== Provided data

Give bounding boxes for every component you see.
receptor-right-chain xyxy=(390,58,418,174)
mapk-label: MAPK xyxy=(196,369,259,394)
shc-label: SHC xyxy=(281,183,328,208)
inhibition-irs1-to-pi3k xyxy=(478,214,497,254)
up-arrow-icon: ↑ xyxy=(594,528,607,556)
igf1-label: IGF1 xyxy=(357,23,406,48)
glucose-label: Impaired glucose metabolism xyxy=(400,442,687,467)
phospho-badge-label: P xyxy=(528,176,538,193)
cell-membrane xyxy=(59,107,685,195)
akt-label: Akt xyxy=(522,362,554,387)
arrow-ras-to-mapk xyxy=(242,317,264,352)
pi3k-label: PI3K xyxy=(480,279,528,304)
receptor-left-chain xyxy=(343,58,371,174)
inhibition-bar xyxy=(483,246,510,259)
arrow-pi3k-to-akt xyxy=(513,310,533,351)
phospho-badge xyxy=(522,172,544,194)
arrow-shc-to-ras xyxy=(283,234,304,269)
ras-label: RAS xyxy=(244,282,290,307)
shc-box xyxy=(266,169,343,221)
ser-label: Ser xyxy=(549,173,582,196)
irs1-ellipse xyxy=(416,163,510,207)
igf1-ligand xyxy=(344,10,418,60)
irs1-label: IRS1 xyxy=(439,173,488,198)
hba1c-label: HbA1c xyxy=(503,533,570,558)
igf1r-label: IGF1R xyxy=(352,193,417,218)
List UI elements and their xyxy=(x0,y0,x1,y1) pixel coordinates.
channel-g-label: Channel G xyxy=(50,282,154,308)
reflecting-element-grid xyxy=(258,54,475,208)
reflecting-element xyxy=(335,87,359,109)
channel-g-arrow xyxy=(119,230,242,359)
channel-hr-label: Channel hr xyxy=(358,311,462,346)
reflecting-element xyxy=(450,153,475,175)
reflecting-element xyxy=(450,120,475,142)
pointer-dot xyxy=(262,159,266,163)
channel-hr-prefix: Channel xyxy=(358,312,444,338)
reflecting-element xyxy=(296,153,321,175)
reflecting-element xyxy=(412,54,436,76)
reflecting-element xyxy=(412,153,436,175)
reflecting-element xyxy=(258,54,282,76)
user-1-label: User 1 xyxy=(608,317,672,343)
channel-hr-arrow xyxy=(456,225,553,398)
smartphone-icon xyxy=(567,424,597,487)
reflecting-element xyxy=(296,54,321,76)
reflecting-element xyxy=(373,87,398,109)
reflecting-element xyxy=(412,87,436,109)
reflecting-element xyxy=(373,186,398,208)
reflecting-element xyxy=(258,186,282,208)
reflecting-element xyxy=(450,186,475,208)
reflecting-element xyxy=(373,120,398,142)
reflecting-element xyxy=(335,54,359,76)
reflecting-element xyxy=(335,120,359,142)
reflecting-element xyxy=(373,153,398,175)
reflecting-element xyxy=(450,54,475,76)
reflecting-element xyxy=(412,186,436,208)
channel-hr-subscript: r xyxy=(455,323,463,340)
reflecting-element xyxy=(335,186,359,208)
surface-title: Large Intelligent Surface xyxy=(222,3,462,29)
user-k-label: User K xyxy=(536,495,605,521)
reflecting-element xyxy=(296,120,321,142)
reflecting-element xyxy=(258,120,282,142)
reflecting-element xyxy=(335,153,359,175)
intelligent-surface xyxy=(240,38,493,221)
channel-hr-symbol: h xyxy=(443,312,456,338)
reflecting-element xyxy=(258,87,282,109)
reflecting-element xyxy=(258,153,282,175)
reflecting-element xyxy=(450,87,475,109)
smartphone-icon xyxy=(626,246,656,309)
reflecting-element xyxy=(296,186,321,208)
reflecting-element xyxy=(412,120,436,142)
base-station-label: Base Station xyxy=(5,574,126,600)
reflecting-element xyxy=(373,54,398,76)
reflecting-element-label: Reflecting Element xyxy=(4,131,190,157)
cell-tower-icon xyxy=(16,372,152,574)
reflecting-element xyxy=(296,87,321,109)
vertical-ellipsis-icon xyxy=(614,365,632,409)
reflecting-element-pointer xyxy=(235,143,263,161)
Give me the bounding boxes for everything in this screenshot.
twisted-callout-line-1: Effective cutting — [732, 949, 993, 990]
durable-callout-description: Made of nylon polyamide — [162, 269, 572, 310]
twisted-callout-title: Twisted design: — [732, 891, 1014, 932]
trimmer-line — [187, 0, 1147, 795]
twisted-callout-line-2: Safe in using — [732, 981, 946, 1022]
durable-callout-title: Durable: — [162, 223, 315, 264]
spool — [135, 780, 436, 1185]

====

Copy the lines of the records word for word, from the very first line through the line containing "shc-box xyxy=(266,169,343,221)", both included.

Give bounding boxes for every component you see.
receptor-right-chain xyxy=(390,58,418,174)
mapk-label: MAPK xyxy=(196,369,259,394)
shc-label: SHC xyxy=(281,183,328,208)
inhibition-irs1-to-pi3k xyxy=(478,214,497,254)
up-arrow-icon: ↑ xyxy=(594,528,607,556)
igf1-label: IGF1 xyxy=(357,23,406,48)
glucose-label: Impaired glucose metabolism xyxy=(400,442,687,467)
phospho-badge-label: P xyxy=(528,176,538,193)
cell-membrane xyxy=(59,107,685,195)
akt-label: Akt xyxy=(522,362,554,387)
arrow-ras-to-mapk xyxy=(242,317,264,352)
pi3k-label: PI3K xyxy=(480,279,528,304)
receptor-left-chain xyxy=(343,58,371,174)
inhibition-bar xyxy=(483,246,510,259)
arrow-pi3k-to-akt xyxy=(513,310,533,351)
phospho-badge xyxy=(522,172,544,194)
arrow-shc-to-ras xyxy=(283,234,304,269)
ras-label: RAS xyxy=(244,282,290,307)
shc-box xyxy=(266,169,343,221)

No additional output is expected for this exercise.